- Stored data
⟨

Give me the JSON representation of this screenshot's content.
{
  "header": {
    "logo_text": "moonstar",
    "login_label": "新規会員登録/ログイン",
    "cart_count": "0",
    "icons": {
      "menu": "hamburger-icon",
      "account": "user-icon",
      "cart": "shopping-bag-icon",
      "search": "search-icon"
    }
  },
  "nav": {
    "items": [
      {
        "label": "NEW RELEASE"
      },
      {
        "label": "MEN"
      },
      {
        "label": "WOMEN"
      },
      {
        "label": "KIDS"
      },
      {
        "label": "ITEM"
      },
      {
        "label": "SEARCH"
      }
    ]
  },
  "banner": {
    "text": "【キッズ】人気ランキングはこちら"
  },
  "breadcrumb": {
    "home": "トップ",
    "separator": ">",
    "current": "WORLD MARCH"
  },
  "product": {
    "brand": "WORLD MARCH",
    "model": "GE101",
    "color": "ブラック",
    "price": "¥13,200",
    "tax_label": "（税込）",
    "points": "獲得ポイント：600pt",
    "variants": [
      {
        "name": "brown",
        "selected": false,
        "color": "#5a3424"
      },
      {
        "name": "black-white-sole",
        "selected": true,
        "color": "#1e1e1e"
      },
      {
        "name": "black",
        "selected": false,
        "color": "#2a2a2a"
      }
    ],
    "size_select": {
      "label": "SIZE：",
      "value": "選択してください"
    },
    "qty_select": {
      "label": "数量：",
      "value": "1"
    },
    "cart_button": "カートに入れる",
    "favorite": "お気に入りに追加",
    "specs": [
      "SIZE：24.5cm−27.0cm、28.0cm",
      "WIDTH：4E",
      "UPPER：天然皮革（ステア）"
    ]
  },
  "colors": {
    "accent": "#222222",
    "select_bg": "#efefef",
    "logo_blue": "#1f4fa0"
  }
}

⟩

From the entries above, copy each line holding "MARCH".

- WRITTEN SOLUTION
    "current": "WORLD MARCH"
    "brand": "WORLD MARCH",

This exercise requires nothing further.